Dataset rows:
*****
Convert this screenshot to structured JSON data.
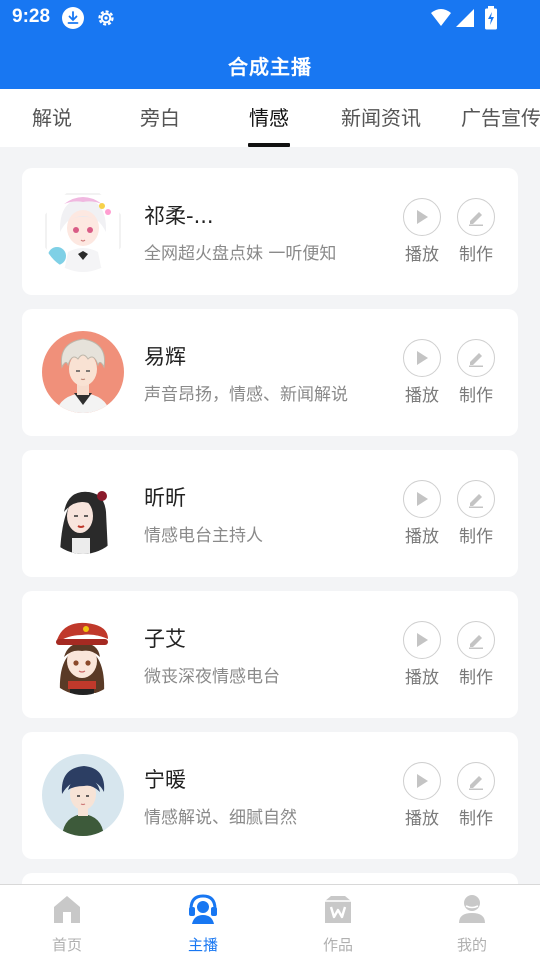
{
  "status_bar": {
    "time": "9:28",
    "icons": [
      "download-icon",
      "gear-icon",
      "wifi-icon",
      "signal-icon",
      "battery-charging-icon"
    ]
  },
  "header": {
    "title": "合成主播"
  },
  "tabs": [
    {
      "label": "解说",
      "active": false
    },
    {
      "label": "旁白",
      "active": false
    },
    {
      "label": "情感",
      "active": true
    },
    {
      "label": "新闻资讯",
      "active": false
    },
    {
      "label": "广告宣传",
      "active": false
    }
  ],
  "anchors": [
    {
      "name": "祁柔-...",
      "description": "全网超火盘点妹 一听便知",
      "play_label": "播放",
      "make_label": "制作"
    },
    {
      "name": "易辉",
      "description": "声音昂扬，情感、新闻解说",
      "play_label": "播放",
      "make_label": "制作"
    },
    {
      "name": "昕昕",
      "description": "情感电台主持人",
      "play_label": "播放",
      "make_label": "制作"
    },
    {
      "name": "子艾",
      "description": "微丧深夜情感电台",
      "play_label": "播放",
      "make_label": "制作"
    },
    {
      "name": "宁暖",
      "description": "情感解说、细腻自然",
      "play_label": "播放",
      "make_label": "制作"
    }
  ],
  "bottom_nav": [
    {
      "label": "首页",
      "icon": "home-icon",
      "active": false
    },
    {
      "label": "主播",
      "icon": "headset-icon",
      "active": true
    },
    {
      "label": "作品",
      "icon": "works-icon",
      "active": false
    },
    {
      "label": "我的",
      "icon": "profile-icon",
      "active": false
    }
  ],
  "colors": {
    "primary": "#1877f2",
    "page_bg": "#f3f4f6",
    "card_bg": "#ffffff",
    "text_primary": "#222222",
    "text_secondary": "#8a8a8a",
    "nav_inactive": "#b0b0b0"
  }
}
*****
Verbatim reproduction of every record is required; images are left out.

Convert this screenshot to structured JSON data.
{
  "status_bar": {
    "time": "9:28",
    "icons": [
      "download-icon",
      "gear-icon",
      "wifi-icon",
      "signal-icon",
      "battery-charging-icon"
    ]
  },
  "header": {
    "title": "合成主播"
  },
  "tabs": [
    {
      "label": "解说",
      "active": false
    },
    {
      "label": "旁白",
      "active": false
    },
    {
      "label": "情感",
      "active": true
    },
    {
      "label": "新闻资讯",
      "active": false
    },
    {
      "label": "广告宣传",
      "active": false
    }
  ],
  "anchors": [
    {
      "name": "祁柔-...",
      "description": "全网超火盘点妹 一听便知",
      "play_label": "播放",
      "make_label": "制作"
    },
    {
      "name": "易辉",
      "description": "声音昂扬，情感、新闻解说",
      "play_label": "播放",
      "make_label": "制作"
    },
    {
      "name": "昕昕",
      "description": "情感电台主持人",
      "play_label": "播放",
      "make_label": "制作"
    },
    {
      "name": "子艾",
      "description": "微丧深夜情感电台",
      "play_label": "播放",
      "make_label": "制作"
    },
    {
      "name": "宁暖",
      "description": "情感解说、细腻自然",
      "play_label": "播放",
      "make_label": "制作"
    }
  ],
  "bottom_nav": [
    {
      "label": "首页",
      "icon": "home-icon",
      "active": false
    },
    {
      "label": "主播",
      "icon": "headset-icon",
      "active": true
    },
    {
      "label": "作品",
      "icon": "works-icon",
      "active": false
    },
    {
      "label": "我的",
      "icon": "profile-icon",
      "active": false
    }
  ],
  "colors": {
    "primary": "#1877f2",
    "page_bg": "#f3f4f6",
    "card_bg": "#ffffff",
    "text_primary": "#222222",
    "text_secondary": "#8a8a8a",
    "nav_inactive": "#b0b0b0"
  }
}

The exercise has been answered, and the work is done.